Short task: Reproduce the material in full, exactly as written.
━━━━━ Provided material
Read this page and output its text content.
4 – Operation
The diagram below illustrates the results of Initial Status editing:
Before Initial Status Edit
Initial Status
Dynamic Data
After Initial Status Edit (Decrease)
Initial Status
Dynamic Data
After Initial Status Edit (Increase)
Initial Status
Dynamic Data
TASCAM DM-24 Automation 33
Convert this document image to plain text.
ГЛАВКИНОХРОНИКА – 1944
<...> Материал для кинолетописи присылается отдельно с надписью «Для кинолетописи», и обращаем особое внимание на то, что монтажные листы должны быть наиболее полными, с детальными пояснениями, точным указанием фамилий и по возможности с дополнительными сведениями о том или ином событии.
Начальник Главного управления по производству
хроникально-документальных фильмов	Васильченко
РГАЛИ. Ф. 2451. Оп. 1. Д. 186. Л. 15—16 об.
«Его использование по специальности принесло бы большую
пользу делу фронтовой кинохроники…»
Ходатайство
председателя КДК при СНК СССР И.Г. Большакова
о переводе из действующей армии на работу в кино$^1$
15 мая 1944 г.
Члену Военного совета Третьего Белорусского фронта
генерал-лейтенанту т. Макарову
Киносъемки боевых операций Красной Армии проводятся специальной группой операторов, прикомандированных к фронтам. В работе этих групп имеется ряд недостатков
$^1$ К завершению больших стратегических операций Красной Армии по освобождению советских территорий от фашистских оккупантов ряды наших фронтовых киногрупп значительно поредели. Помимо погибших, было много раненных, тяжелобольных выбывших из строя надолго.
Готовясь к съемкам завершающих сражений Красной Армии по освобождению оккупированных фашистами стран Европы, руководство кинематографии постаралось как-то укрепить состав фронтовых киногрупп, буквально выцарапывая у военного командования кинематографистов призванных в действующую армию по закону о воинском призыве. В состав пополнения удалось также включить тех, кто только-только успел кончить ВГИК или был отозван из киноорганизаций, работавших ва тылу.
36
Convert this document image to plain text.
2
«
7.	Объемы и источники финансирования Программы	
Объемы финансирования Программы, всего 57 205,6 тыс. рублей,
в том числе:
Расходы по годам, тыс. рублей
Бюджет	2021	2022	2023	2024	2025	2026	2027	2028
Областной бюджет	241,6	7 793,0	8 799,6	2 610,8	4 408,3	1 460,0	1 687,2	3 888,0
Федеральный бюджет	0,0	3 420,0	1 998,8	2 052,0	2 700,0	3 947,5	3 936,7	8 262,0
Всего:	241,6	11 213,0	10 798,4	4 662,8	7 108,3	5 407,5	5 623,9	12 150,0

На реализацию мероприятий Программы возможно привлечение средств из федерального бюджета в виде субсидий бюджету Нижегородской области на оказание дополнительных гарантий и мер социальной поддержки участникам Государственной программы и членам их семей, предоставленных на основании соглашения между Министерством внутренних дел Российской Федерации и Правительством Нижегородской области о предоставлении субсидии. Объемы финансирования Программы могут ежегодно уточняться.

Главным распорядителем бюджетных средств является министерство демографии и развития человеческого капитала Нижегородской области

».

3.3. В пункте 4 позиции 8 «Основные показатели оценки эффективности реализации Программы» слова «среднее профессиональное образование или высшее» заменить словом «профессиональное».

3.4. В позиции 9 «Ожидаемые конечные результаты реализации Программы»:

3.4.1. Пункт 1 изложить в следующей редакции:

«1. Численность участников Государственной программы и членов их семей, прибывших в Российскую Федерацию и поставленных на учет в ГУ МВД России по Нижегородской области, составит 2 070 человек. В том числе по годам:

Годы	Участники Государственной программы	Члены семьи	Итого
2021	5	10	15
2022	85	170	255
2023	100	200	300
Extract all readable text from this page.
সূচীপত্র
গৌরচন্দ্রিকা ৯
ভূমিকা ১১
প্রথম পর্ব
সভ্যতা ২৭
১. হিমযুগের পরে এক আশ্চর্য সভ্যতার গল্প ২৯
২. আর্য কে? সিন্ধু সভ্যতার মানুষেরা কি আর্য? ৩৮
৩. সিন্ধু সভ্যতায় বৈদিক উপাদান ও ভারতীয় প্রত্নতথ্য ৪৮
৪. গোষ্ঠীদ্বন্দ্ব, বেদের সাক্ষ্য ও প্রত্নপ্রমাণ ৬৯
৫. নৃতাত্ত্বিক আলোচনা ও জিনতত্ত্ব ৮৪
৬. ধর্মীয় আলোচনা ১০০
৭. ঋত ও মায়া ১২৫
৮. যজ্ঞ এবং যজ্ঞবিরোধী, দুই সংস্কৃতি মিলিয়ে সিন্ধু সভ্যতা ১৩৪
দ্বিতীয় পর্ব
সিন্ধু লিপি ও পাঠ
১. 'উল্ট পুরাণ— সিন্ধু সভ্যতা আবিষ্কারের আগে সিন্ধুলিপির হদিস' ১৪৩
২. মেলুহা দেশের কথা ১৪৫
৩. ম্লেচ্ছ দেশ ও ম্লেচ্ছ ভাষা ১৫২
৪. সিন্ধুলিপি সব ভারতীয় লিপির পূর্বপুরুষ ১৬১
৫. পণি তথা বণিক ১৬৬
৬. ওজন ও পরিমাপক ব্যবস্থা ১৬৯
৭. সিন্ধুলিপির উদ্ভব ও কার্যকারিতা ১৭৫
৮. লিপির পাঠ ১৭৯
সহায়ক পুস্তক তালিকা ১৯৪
━━━━━━━━━━
Solution to this problem:
Read this page and output its text content.
4 – Operation
The diagram below illustrates the results of Initial Status editing:
Before Initial Status Edit
Initial Status
Dynamic Data
After Initial Status Edit (Decrease)
Initial Status
Dynamic Data
After Initial Status Edit (Increase)
Initial Status
Dynamic Data
TASCAM DM-24 Automation 33
Convert this document image to plain text.
ГЛАВКИНОХРОНИКА – 1944
<...> Материал для кинолетописи присылается отдельно с надписью «Для кинолетописи», и обращаем особое внимание на то, что монтажные листы должны быть наиболее полными, с детальными пояснениями, точным указанием фамилий и по возможности с дополнительными сведениями о том или ином событии.
Начальник Главного управления по производству
хроникально-документальных фильмов	Васильченко
РГАЛИ. Ф. 2451. Оп. 1. Д. 186. Л. 15—16 об.
«Его использование по специальности принесло бы большую
пользу делу фронтовой кинохроники…»
Ходатайство
председателя КДК при СНК СССР И.Г. Большакова
о переводе из действующей армии на работу в кино$^1$
15 мая 1944 г.
Члену Военного совета Третьего Белорусского фронта
генерал-лейтенанту т. Макарову
Киносъемки боевых операций Красной Армии проводятся специальной группой операторов, прикомандированных к фронтам. В работе этих групп имеется ряд недостатков
$^1$ К завершению больших стратегических операций Красной Армии по освобождению советских территорий от фашистских оккупантов ряды наших фронтовых киногрупп значительно поредели. Помимо погибших, было много раненных, тяжелобольных выбывших из строя надолго.
Готовясь к съемкам завершающих сражений Красной Армии по освобождению оккупированных фашистами стран Европы, руководство кинематографии постаралось как-то укрепить состав фронтовых киногрупп, буквально выцарапывая у военного командования кинематографистов призванных в действующую армию по закону о воинском призыве. В состав пополнения удалось также включить тех, кто только-только успел кончить ВГИК или был отозван из киноорганизаций, работавших ва тылу.
36
Convert this document image to plain text.
2
«
7.	Объемы и источники финансирования Программы	
Объемы финансирования Программы, всего 57 205,6 тыс. рублей,
в том числе:
Расходы по годам, тыс. рублей
Бюджет	2021	2022	2023	2024	2025	2026	2027	2028
Областной бюджет	241,6	7 793,0	8 799,6	2 610,8	4 408,3	1 460,0	1 687,2	3 888,0
Федеральный бюджет	0,0	3 420,0	1 998,8	2 052,0	2 700,0	3 947,5	3 936,7	8 262,0
Всего:	241,6	11 213,0	10 798,4	4 662,8	7 108,3	5 407,5	5 623,9	12 150,0

На реализацию мероприятий Программы возможно привлечение средств из федерального бюджета в виде субсидий бюджету Нижегородской области на оказание дополнительных гарантий и мер социальной поддержки участникам Государственной программы и членам их семей, предоставленных на основании соглашения между Министерством внутренних дел Российской Федерации и Правительством Нижегородской области о предоставлении субсидии. Объемы финансирования Программы могут ежегодно уточняться.

Главным распорядителем бюджетных средств является министерство демографии и развития человеческого капитала Нижегородской области

».

3.3. В пункте 4 позиции 8 «Основные показатели оценки эффективности реализации Программы» слова «среднее профессиональное образование или высшее» заменить словом «профессиональное».

3.4. В позиции 9 «Ожидаемые конечные результаты реализации Программы»:

3.4.1. Пункт 1 изложить в следующей редакции:

«1. Численность участников Государственной программы и членов их семей, прибывших в Российскую Федерацию и поставленных на учет в ГУ МВД России по Нижегородской области, составит 2 070 человек. В том числе по годам:

Годы	Участники Государственной программы	Члены семьи	Итого
2021	5	10	15
2022	85	170	255
2023	100	200	300
Extract all readable text from this page.
সূচীপত্র
গৌরচন্দ্রিকা ৯
ভূমিকা ১১
প্রথম পর্ব
সভ্যতা ২৭
১. হিমযুগের পরে এক আশ্চর্য সভ্যতার গল্প ২৯
২. আর্য কে? সিন্ধু সভ্যতার মানুষেরা কি আর্য? ৩৮
৩. সিন্ধু সভ্যতায় বৈদিক উপাদান ও ভারতীয় প্রত্নতথ্য ৪৮
৪. গোষ্ঠীদ্বন্দ্ব, বেদের সাক্ষ্য ও প্রত্নপ্রমাণ ৬৯
৫. নৃতাত্ত্বিক আলোচনা ও জিনতত্ত্ব ৮৪
৬. ধর্মীয় আলোচনা ১০০
৭. ঋত ও মায়া ১২৫
৮. যজ্ঞ এবং যজ্ঞবিরোধী, দুই সংস্কৃতি মিলিয়ে সিন্ধু সভ্যতা ১৩৪
দ্বিতীয় পর্ব
সিন্ধু লিপি ও পাঠ
১. 'উল্ট পুরাণ— সিন্ধু সভ্যতা আবিষ্কারের আগে সিন্ধুলিপির হদিস' ১৪৩
২. মেলুহা দেশের কথা ১৪৫
৩. ম্লেচ্ছ দেশ ও ম্লেচ্ছ ভাষা ১৫২
৪. সিন্ধুলিপি সব ভারতীয় লিপির পূর্বপুরুষ ১৬১
৫. পণি তথা বণিক ১৬৬
৬. ওজন ও পরিমাপক ব্যবস্থা ১৬৯
৭. সিন্ধুলিপির উদ্ভব ও কার্যকারিতা ১৭৫
৮. লিপির পাঠ ১৭৯
সহায়ক পুস্তক তালিকা ১৯৪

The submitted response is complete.